▶ Short exercise: Look for the string "stood" in every line, and copy each line that has it.

▶ Data excerpts:
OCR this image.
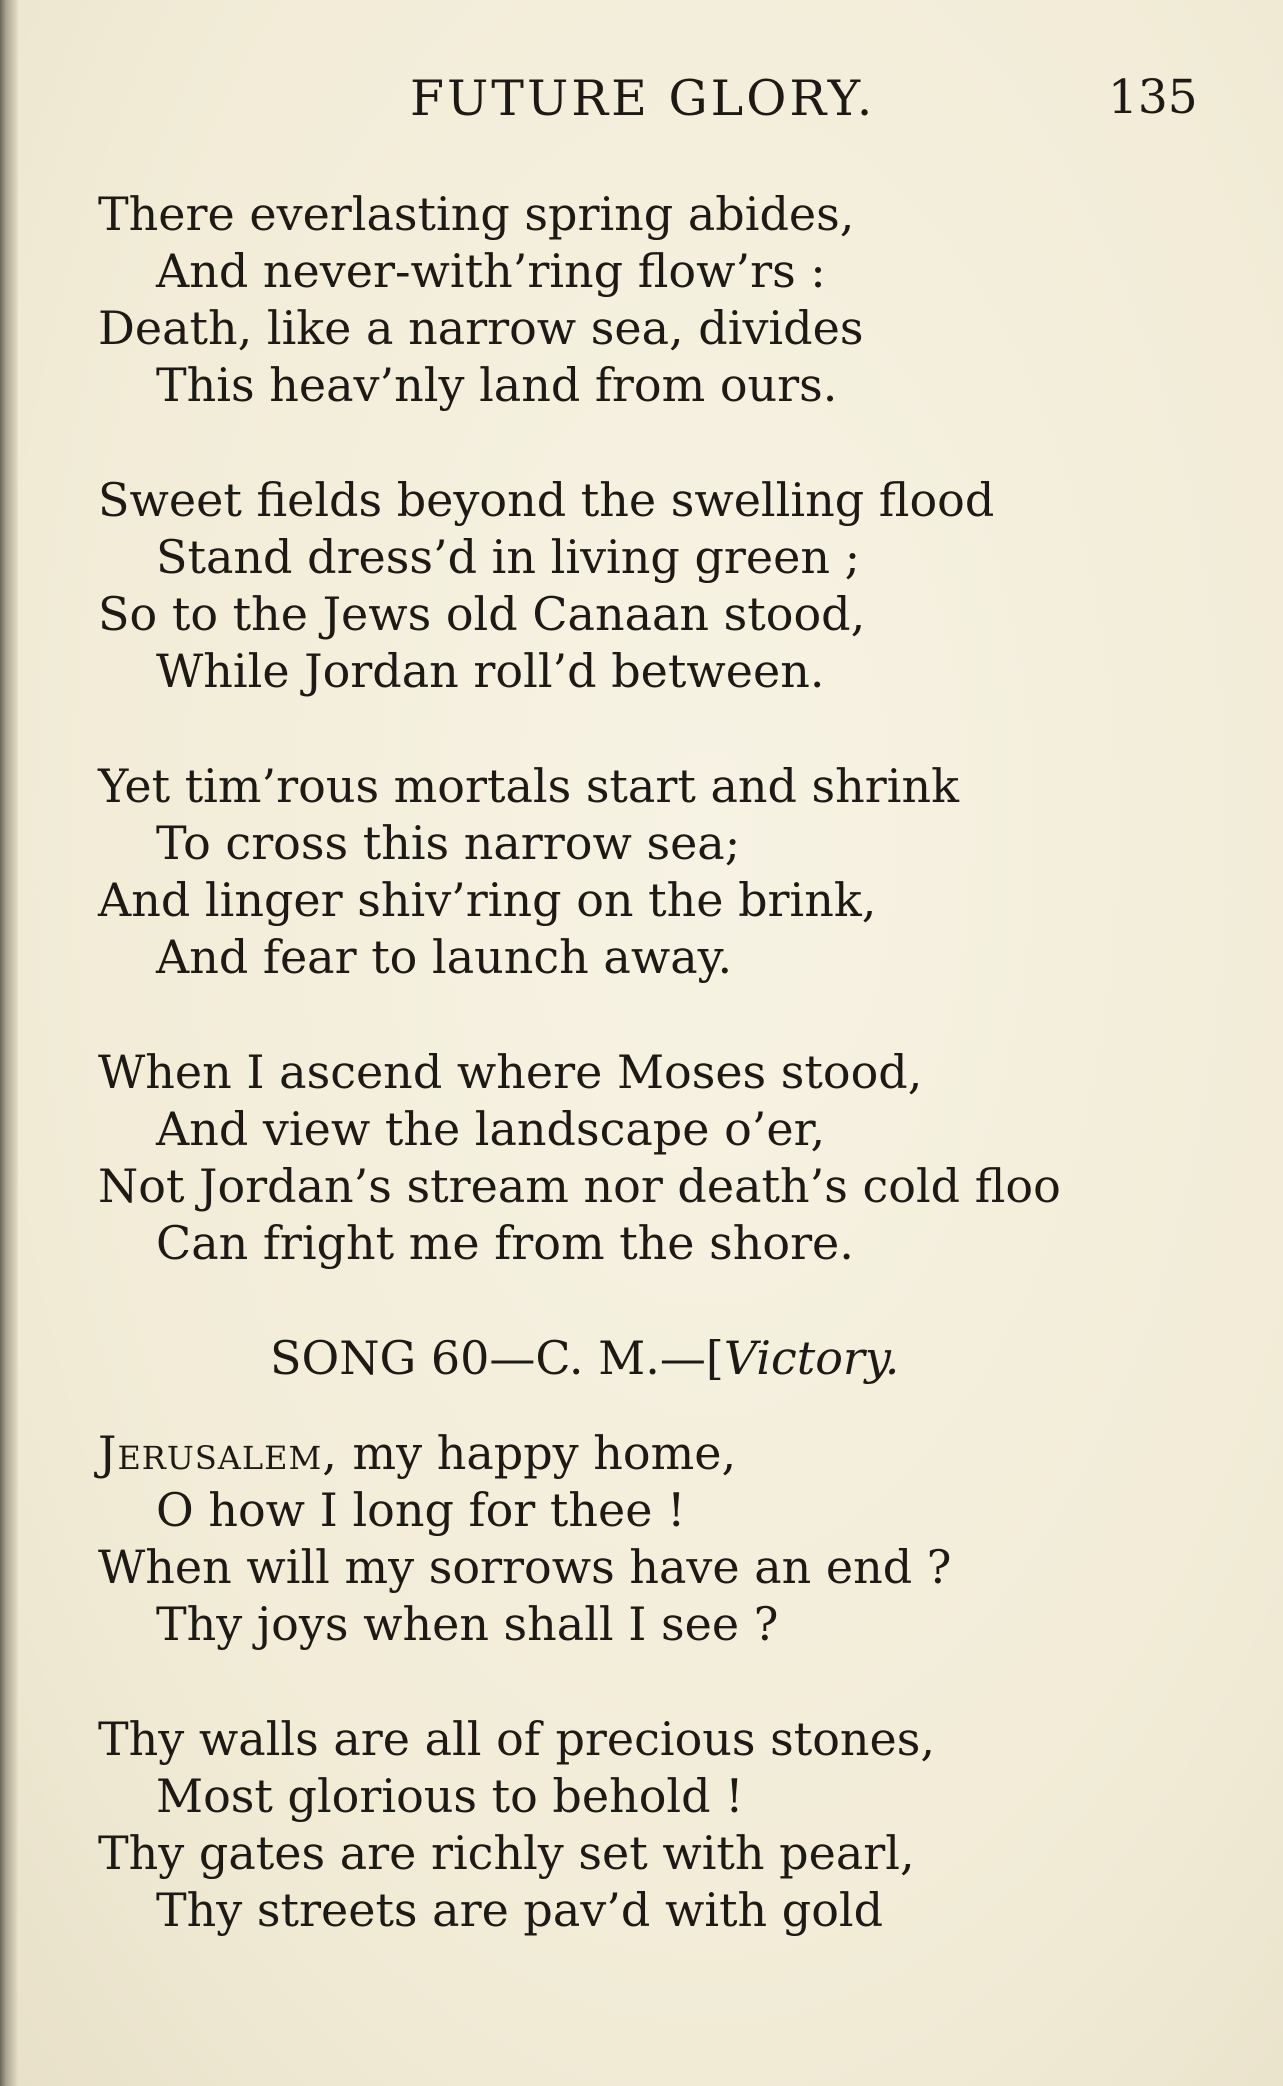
FUTURE GLORY.	135
There everlasting spring abides,
And never-with’ring flow’rs :
Death, like a narrow sea, divides
This heav’nly land from ours.
Sweet fields beyond the swelling flood
Stand dress’d in living green ;
So to the Jews old Canaan stood,
While Jordan roll’d between.
Yet tim’rous mortals start and shrink
To cross this narrow sea;
And linger shiv’ring on the brink,
And fear to launch away.
When I ascend where Moses stood,
And view the landscape o’er,
Not Jordan’s stream nor death’s cold floo
Can fright me from the shore.
SONG 60—C. M.—[Victory.
Jerusalem, my happy home,
O how I long for thee !
When will my sorrows have an end ?
Thy joys when shall I see ?
Thy walls are all of precious stones,
Most glorious to behold !
Thy gates are richly set with pearl,
Thy streets are pav’d with gold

▶ Expected answer:
So to the Jews old Canaan stood,
When I ascend where Moses stood,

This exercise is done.